*What you need to do*: Filter the listing below, copying every line in which the word "link" appears.

Begin

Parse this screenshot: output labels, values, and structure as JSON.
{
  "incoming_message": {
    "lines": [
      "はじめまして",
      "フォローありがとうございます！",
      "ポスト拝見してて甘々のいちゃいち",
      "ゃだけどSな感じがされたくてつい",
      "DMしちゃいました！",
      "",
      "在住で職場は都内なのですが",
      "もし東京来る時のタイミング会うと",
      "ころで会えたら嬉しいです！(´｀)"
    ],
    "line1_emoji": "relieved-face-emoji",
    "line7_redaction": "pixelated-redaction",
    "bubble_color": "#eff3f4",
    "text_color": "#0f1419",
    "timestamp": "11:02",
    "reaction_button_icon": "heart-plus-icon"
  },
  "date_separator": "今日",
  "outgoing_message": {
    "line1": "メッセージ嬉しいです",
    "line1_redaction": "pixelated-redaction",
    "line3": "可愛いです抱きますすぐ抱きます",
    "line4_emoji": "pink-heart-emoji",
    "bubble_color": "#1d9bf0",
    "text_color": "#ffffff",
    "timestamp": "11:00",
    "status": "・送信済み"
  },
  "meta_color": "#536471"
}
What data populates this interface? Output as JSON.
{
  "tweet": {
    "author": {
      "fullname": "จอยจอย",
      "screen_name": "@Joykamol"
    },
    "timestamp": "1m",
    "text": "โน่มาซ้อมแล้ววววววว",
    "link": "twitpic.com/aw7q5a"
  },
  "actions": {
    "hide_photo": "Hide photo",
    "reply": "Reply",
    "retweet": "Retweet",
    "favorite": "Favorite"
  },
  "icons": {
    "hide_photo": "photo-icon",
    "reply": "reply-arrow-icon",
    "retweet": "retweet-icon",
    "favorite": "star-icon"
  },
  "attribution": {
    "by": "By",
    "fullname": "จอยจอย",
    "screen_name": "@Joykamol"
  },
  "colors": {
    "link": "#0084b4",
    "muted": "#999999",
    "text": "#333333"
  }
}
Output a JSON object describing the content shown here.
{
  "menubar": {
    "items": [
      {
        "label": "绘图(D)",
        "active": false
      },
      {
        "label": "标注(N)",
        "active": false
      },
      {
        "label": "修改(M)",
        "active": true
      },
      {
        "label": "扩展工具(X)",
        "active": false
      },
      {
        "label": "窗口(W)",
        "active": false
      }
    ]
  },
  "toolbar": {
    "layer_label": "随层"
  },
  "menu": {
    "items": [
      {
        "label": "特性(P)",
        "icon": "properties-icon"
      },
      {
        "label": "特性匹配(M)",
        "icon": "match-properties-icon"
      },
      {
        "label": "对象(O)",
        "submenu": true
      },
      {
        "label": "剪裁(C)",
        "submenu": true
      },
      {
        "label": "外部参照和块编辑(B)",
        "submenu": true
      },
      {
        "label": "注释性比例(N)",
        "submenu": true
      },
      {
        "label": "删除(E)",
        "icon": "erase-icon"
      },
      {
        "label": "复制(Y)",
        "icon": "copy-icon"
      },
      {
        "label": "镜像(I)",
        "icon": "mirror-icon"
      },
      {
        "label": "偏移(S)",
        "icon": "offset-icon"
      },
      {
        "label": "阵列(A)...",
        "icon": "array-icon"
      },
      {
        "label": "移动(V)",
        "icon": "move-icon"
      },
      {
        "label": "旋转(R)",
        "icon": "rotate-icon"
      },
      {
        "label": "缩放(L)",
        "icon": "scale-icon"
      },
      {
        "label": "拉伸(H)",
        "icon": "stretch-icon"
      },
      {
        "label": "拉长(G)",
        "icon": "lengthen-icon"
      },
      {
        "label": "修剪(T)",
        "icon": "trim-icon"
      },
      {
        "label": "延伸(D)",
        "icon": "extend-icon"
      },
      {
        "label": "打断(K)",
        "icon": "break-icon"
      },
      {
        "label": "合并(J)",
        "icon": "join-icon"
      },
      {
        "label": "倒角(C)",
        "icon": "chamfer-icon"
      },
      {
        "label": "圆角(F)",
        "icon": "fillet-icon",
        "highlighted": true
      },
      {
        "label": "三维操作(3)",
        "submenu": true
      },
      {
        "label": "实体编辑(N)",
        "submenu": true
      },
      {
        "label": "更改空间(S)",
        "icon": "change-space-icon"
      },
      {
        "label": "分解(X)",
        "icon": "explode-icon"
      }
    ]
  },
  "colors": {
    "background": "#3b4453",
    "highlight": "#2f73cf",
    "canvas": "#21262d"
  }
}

End
Begin

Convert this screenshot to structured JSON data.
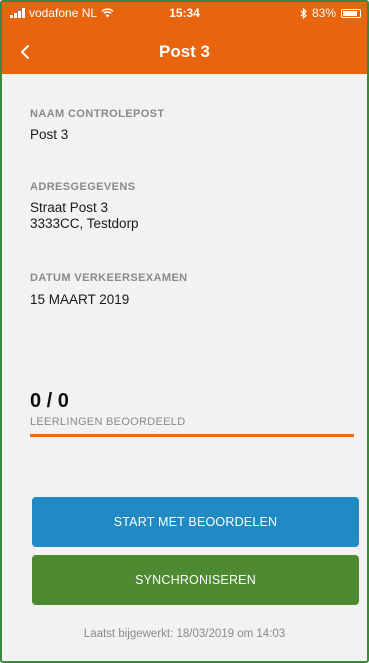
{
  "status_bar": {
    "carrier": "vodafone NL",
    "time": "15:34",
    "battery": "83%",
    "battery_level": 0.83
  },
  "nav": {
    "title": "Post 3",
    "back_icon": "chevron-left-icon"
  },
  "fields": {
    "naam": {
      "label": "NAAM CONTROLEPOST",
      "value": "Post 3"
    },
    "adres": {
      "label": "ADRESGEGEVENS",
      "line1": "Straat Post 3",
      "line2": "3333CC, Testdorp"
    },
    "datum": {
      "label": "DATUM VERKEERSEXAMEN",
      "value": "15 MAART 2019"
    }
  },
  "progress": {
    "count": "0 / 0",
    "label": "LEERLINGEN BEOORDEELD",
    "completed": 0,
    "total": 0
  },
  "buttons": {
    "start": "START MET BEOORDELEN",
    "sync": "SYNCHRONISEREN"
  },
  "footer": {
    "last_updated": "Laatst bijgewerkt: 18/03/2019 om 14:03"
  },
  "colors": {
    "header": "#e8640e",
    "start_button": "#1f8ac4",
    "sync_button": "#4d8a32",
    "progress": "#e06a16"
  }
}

End

*Exercise answer*:
    "link": "twitpic.com/aw7q5a"
    "link": "#0084b4",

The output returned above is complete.